(Collected data)
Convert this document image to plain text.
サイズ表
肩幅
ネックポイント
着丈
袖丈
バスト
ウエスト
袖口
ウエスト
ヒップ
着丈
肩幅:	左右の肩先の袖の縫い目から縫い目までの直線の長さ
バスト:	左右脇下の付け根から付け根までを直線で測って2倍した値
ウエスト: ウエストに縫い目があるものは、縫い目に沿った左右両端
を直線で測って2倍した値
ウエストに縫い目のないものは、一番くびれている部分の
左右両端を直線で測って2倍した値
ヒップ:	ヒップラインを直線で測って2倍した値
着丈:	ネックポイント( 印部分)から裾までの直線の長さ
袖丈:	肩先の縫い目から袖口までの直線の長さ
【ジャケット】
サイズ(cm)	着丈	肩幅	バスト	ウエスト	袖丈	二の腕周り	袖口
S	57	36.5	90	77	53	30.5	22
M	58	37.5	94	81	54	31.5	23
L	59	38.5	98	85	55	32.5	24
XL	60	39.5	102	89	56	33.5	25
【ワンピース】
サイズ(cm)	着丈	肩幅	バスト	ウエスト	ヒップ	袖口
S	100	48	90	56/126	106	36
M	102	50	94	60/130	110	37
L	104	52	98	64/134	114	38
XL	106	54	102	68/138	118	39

▶ **Problem details**
The word "ネックポイント" appears in how many lines of the data? Answer with only the number.

▶ **Task solution**
2